§ Stated exercise: Gather up every line from the entries below that uses the word "THATCHAM".

§ Dataset records:
- - -

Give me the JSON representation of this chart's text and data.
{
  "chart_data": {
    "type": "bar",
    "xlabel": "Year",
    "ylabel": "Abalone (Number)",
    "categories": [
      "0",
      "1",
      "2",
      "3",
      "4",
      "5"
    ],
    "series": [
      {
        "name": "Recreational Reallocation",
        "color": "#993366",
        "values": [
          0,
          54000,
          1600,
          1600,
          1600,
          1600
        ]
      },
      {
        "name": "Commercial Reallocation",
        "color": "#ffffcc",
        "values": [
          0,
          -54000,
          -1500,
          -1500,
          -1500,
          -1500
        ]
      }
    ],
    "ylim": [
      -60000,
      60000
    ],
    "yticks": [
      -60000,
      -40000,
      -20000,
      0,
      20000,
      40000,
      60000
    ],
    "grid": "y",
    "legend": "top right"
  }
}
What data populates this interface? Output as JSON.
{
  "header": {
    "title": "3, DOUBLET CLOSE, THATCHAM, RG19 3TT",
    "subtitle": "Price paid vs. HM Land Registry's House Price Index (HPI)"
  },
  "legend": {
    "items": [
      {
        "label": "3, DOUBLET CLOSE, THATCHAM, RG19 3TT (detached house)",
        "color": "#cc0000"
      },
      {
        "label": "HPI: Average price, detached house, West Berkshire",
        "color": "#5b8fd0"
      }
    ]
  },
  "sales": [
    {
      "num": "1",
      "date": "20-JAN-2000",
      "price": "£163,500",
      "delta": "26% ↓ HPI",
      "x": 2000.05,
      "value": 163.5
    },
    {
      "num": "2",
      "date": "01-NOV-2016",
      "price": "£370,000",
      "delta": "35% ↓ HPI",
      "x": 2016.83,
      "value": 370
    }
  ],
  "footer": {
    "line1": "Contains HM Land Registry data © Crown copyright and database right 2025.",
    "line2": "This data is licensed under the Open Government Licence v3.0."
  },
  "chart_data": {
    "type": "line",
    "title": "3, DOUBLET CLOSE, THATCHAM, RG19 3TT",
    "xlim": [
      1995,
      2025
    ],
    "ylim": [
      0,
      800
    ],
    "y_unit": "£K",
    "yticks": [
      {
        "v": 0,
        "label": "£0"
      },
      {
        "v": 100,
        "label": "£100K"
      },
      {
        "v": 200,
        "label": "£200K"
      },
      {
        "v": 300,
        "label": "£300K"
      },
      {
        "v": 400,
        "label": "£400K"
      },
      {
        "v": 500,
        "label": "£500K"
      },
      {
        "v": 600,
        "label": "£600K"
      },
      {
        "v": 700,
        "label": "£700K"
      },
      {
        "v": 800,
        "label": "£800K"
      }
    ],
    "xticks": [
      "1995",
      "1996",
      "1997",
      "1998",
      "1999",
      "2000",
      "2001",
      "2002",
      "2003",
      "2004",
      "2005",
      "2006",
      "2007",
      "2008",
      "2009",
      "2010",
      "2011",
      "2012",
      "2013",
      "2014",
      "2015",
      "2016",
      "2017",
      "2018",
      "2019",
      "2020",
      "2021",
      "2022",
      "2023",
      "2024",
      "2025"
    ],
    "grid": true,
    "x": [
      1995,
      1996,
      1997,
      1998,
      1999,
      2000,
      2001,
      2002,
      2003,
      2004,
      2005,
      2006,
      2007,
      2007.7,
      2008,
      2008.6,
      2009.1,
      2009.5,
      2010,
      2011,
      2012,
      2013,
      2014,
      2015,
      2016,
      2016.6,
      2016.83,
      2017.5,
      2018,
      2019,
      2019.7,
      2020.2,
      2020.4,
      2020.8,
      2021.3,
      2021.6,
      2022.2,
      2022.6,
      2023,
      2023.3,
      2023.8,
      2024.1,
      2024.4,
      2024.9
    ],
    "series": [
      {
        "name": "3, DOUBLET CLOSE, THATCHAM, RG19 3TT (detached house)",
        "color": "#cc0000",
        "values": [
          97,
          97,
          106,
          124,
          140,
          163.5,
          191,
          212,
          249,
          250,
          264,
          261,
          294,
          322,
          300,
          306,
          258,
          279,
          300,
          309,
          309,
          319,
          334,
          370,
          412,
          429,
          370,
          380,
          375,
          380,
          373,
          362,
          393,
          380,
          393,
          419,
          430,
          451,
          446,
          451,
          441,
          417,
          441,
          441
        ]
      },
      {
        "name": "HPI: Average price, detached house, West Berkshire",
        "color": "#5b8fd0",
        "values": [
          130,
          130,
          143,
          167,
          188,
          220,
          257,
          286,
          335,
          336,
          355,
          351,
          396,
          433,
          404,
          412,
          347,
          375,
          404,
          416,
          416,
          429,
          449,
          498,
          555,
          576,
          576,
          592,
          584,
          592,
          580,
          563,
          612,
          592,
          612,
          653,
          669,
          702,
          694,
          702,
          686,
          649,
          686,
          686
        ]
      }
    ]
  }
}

- - -

§ Problem solution:
    "title": "3, DOUBLET CLOSE, THATCHAM, RG19 3TT",
        "label": "3, DOUBLET CLOSE, THATCHAM, RG19 3TT (detached house)",
    "title": "3, DOUBLET CLOSE, THATCHAM, RG19 3TT",
        "name": "3, DOUBLET CLOSE, THATCHAM, RG19 3TT (detached house)",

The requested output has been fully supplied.